WHAT THE EXERCISE ASKS
Gather all lines in the data that hold the string "Ctrl".

Stored data:
+ + +

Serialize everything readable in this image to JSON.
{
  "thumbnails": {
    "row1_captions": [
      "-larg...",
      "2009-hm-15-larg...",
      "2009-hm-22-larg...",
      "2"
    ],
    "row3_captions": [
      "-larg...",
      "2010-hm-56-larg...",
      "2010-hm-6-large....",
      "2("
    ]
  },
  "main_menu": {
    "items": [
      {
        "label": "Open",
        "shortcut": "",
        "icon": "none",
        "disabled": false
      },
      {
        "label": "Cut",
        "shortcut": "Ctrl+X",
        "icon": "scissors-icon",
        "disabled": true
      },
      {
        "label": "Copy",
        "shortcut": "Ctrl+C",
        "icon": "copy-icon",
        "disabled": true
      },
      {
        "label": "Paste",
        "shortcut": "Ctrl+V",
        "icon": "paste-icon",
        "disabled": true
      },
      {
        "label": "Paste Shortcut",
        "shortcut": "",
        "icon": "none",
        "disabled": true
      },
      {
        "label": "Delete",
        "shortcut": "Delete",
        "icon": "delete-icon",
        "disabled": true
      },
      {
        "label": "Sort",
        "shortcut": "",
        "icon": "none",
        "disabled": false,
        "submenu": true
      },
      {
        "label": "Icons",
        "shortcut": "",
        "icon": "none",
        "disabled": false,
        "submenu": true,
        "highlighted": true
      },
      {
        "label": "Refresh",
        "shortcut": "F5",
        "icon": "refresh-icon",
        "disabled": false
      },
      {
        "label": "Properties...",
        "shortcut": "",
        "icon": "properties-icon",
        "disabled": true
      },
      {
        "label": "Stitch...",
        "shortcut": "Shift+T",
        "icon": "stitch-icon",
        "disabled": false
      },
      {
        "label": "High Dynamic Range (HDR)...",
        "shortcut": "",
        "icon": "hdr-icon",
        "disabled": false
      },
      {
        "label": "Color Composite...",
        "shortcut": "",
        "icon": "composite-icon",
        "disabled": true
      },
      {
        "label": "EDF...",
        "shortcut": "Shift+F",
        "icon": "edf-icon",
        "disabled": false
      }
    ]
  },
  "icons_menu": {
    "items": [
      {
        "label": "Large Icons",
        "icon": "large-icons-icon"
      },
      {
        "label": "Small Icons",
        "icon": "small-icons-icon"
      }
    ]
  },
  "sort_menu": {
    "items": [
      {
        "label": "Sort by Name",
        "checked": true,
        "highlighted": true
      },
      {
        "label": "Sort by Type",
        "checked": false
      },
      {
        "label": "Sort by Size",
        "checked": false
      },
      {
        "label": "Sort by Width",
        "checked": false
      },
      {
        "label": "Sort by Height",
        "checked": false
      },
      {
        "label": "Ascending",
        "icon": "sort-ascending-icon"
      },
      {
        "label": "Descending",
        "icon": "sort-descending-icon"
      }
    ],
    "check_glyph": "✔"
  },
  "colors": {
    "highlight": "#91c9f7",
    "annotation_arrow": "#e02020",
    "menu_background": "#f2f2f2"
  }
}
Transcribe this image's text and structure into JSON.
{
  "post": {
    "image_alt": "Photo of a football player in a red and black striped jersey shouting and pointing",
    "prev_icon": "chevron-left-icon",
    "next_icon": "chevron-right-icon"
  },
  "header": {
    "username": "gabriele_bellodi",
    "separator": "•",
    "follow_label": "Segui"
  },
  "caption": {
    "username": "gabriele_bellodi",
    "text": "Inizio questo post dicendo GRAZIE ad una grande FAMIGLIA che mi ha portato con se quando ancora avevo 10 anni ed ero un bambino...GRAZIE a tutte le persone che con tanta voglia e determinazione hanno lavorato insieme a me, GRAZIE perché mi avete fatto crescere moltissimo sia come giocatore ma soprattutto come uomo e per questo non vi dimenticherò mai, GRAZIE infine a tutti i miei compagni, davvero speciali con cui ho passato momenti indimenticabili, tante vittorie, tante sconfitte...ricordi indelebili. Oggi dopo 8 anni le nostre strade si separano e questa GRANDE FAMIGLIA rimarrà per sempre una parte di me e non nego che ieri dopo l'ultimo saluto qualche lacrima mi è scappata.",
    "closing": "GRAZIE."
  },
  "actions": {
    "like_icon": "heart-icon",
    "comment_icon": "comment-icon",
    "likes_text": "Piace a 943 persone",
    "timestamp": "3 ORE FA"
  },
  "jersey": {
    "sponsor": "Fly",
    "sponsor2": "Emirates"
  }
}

+ + +

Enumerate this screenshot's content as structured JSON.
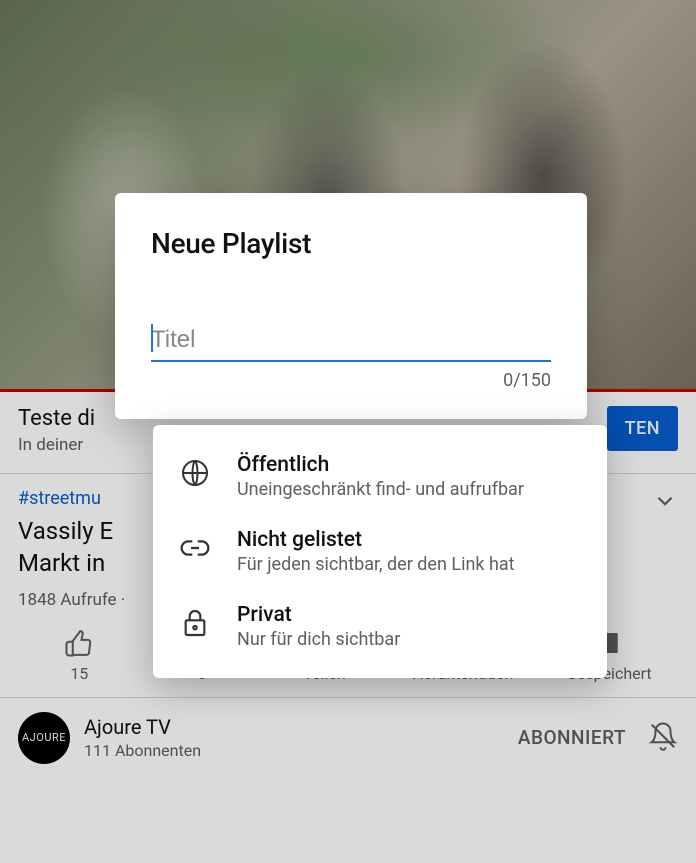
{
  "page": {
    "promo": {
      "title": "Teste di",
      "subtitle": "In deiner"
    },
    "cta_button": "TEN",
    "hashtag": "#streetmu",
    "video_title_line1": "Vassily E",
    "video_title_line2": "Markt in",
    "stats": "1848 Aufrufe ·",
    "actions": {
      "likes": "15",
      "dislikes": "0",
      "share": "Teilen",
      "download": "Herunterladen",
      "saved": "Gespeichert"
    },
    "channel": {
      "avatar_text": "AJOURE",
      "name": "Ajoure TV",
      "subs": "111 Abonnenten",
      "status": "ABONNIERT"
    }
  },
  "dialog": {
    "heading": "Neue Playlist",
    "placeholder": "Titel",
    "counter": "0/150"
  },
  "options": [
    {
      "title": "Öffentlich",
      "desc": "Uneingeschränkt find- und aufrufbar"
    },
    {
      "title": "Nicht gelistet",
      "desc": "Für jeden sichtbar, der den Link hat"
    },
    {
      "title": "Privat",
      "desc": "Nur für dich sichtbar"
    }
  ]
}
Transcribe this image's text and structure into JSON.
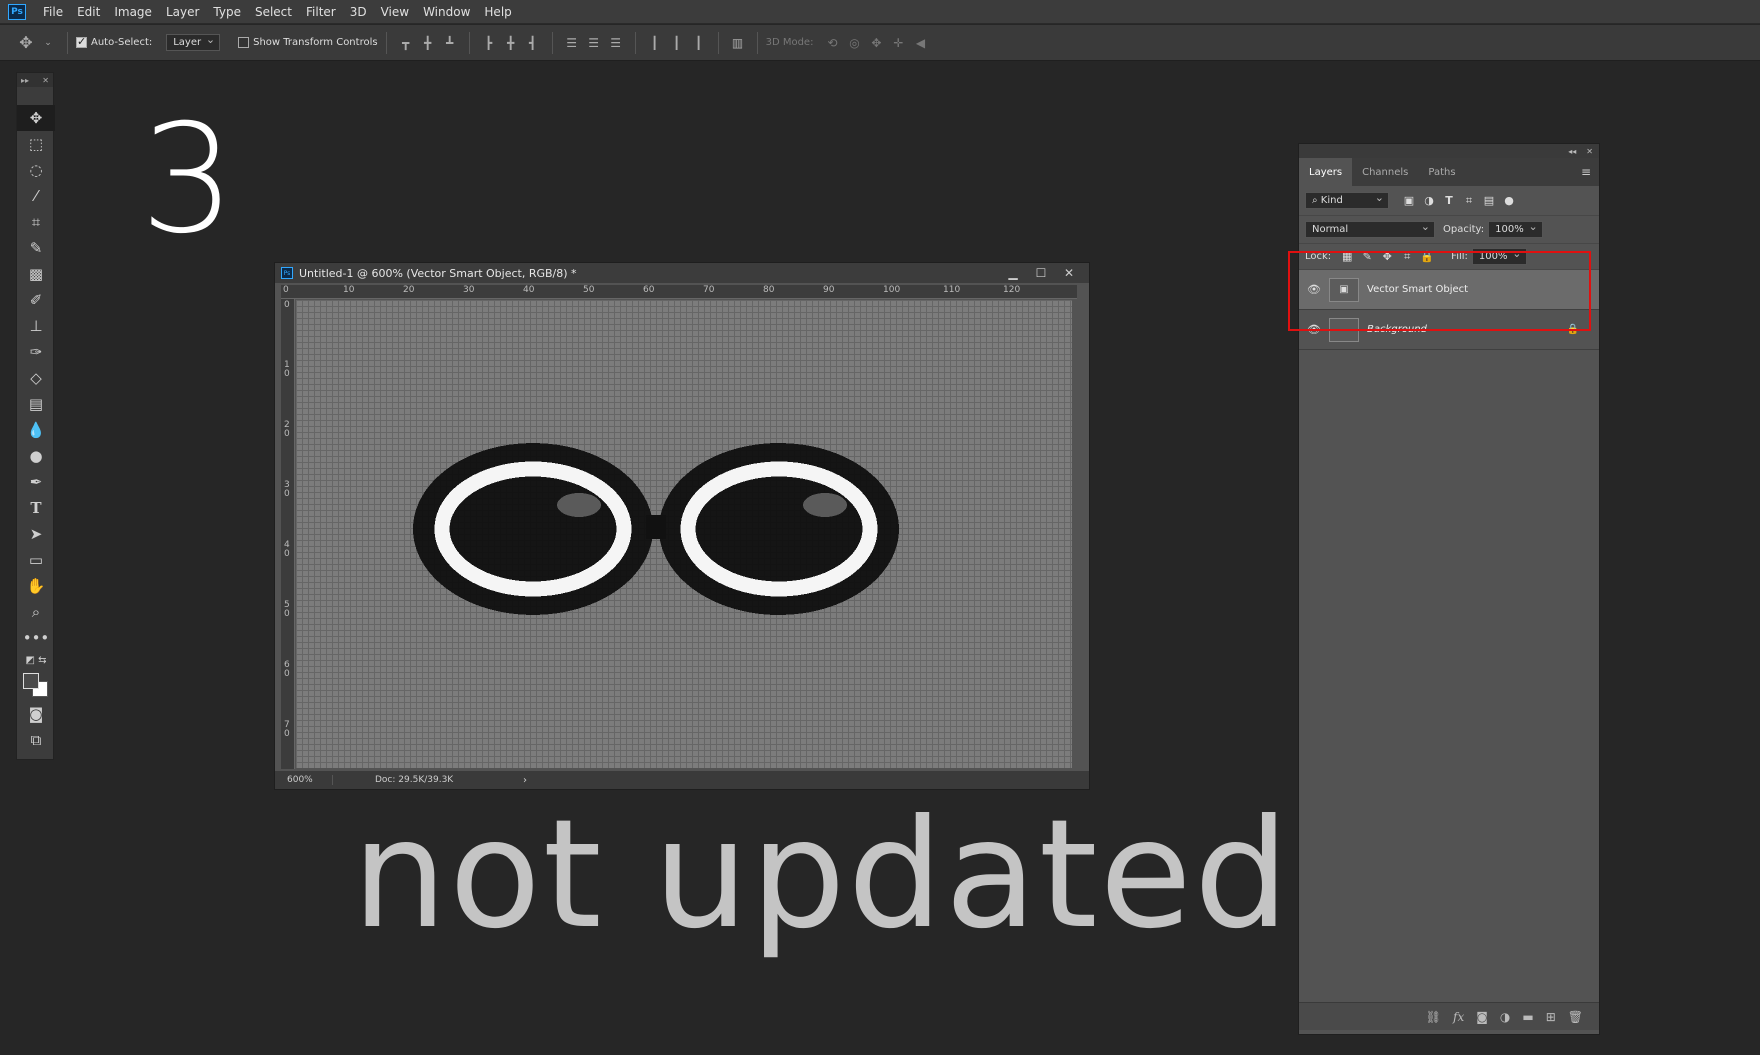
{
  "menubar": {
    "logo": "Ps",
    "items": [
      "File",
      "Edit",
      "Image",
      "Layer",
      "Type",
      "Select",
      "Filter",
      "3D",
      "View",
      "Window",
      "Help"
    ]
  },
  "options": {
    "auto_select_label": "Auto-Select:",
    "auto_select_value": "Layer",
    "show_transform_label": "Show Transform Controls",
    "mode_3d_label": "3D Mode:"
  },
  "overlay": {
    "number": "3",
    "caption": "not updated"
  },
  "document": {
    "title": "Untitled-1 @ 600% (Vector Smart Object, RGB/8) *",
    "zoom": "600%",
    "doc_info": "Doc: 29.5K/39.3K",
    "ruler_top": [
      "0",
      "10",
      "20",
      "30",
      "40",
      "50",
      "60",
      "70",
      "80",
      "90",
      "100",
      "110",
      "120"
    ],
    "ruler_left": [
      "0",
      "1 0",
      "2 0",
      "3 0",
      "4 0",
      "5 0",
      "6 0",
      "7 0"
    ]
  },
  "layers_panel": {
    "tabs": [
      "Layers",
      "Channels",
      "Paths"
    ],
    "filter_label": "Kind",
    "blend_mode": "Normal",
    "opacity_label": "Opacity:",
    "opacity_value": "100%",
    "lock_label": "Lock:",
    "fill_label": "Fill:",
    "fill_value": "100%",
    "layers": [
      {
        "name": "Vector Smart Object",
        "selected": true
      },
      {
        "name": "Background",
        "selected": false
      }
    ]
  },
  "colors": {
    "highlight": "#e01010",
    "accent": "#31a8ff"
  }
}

+ + +

FINAL ANSWER
        "shortcut": "Ctrl+X",
        "shortcut": "Ctrl+C",
        "shortcut": "Ctrl+V",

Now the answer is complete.